**** Trecho citado ****
Conhecido por seus retratos contundentes da hipocrisia estadunidense, Sam Mendes aposta numa produção de tintas mais suaves em "Por uma vida melhor". O diretor até hoje é lembrado por seu oscarizado "Beleza americana", mas aquele recente trabalho difere desse em muitos aspectos. Se no longa de 1999 ele jogava no vento as compulsões, traumas e repressões que afetavam uma família aparentemente estruturada, em "Por uma vida melhor" Mendes se propõe a acompanhar o processo de formação de um futuro clã.
Seus protagonistas são Burt (John Krasinski) e Verona (Maya Rudolph), um jovem casal que acabou de subir ao altar. Ela está grávida de sete meses, e pensa em todos os prós e contras que surgirão com o nascimento do bebê. Estão seguros de muitas decisões, mas ainda pensam no que pode ser realmente o melhor para seu filho. Depois que os pais de Burt decidem ir morar na Bélgica, o casal, que adora viagens e tem rotinas flexíveis nos seus respectivos empregos, percebe que nada mais os prende à cidadezinha em que habitam. Daí vem uma ideia tão interessante quanto insana: eles iniciam uma viagem para rever velhos conhecidos, na tentativa de conviver com diferentes modelos de família. Assim, poderão saber perto de quem será melhor criar o filho que esperam.
**** Listagem fornecida ****
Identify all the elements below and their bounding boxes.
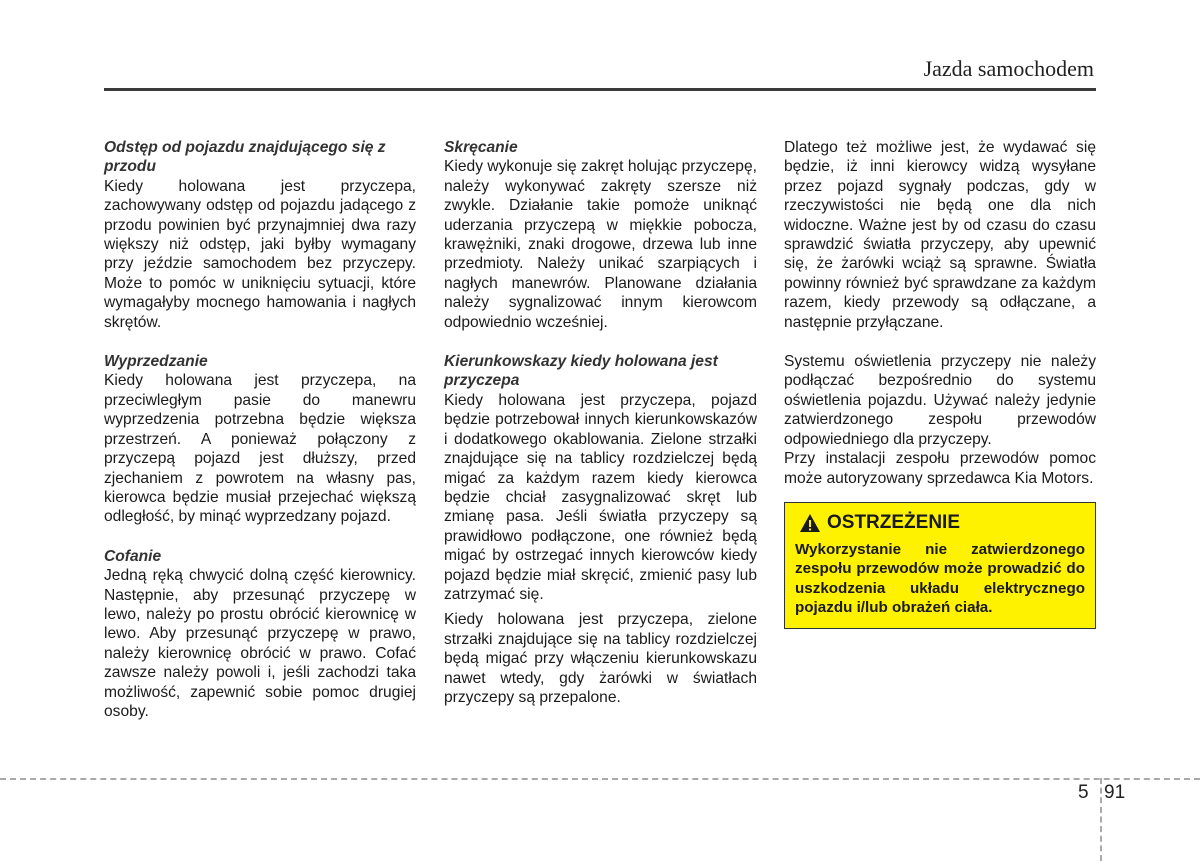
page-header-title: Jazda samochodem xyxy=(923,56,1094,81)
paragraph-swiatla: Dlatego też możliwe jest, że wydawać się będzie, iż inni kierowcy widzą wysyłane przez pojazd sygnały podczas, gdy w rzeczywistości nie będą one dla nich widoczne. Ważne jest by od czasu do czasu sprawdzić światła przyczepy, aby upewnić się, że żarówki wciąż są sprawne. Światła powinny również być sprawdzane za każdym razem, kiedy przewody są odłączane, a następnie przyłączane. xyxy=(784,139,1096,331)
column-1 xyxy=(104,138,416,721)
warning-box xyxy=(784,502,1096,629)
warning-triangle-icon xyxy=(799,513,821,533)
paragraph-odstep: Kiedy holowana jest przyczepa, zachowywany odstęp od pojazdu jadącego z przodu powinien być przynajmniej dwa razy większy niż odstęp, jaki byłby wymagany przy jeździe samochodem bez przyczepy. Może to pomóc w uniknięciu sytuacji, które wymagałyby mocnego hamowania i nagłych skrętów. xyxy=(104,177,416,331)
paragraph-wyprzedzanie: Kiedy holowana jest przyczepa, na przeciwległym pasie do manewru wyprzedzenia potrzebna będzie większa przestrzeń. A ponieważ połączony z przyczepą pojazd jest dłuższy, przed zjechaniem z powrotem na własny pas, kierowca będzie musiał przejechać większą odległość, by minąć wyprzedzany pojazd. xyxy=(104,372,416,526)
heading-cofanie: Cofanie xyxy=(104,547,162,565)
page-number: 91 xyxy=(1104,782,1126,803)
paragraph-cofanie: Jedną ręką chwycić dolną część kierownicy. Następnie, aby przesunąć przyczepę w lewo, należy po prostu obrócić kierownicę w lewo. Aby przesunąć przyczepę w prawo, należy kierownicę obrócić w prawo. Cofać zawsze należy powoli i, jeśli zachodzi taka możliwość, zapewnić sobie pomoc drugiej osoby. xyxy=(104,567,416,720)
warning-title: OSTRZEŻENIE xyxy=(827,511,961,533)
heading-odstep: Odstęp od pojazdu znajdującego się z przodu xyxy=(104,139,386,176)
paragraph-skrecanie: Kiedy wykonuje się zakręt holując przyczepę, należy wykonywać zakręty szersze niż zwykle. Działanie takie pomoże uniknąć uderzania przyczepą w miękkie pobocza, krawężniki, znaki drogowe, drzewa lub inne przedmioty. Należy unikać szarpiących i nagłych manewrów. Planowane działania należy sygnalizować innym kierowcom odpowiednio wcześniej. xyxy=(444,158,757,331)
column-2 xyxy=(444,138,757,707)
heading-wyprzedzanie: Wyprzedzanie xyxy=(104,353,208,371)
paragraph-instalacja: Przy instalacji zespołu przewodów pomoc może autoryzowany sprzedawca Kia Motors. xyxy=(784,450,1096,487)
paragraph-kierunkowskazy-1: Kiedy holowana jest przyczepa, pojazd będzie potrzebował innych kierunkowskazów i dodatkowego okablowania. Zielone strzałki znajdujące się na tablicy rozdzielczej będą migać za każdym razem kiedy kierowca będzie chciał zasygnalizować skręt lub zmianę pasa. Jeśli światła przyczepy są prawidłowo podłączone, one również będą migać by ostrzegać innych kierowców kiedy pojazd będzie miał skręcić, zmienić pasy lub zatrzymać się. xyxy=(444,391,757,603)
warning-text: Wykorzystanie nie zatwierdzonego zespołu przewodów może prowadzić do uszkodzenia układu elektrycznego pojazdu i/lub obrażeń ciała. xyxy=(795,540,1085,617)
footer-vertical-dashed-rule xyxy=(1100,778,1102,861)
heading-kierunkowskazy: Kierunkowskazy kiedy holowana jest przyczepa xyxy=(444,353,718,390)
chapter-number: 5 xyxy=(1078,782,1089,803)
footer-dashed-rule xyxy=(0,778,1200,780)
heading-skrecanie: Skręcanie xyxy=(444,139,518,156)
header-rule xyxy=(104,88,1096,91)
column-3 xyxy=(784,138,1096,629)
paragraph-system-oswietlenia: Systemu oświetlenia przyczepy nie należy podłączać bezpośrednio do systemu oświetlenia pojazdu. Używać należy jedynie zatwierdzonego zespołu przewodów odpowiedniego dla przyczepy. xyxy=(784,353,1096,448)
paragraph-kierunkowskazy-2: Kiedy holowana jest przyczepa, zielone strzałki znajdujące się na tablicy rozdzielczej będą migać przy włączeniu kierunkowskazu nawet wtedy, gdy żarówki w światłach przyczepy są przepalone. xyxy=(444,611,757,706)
****
[Lista de tarefas]
a) Imprima a parte da crítica do filme que vai de "Conhecido por seus" até "um futuro clã.", com esses dois trechos incluídos.
b) Dê sequência à crítica do filme a partir da última frase dela.

[As respostas]
a)
Conhecido por seus retratos contundentes da hipocrisia estadunidense, Sam Mendes aposta numa produção de tintas mais suaves em "Por uma vida melhor". O diretor até hoje é lembrado por seu oscarizado "Beleza americana", mas aquele recente trabalho difere desse em muitos aspectos. Se no longa de 1999 ele jogava no vento as compulsões, traumas e repressões que afetavam uma família aparentemente estruturada, em "Por uma vida melhor" Mendes se propõe a acompanhar o processo de formação de um futuro clã.

b)
Esse ponto de partida faz com que o filme se transforme em uma divertida jornada de descobertas e alegrias para Burt e Verona. No original, o filme se chama "Away we go", que significa em português "distante nós vamos". Esse título chegou a ser usado quando ele foi exibido em festivais, mas acabou sendo substituído pelo atual, que carrega consigo um sabor meio piegas, que destoa do real conteúdo do filme. Trata-se de um Sam Mendes atípico, por sua ferocidade estar mais contida, e a comédia dar o tom em boa parte das cenas. Nas viagens que faz, o casal se depara com todo tipo de família, o que serve como uma ótima oportunidade para que Mendes desfie seu olhar nada complacente sobre o tradicional "American way of life", que, de certa forma, combate a cada filme que dirige. A sociedade estaduinidense é criticada de maneira mais sutil em "Por uma vida melhor", o que torna o longa um pouco mais palatável para a mioria esmagadora do público.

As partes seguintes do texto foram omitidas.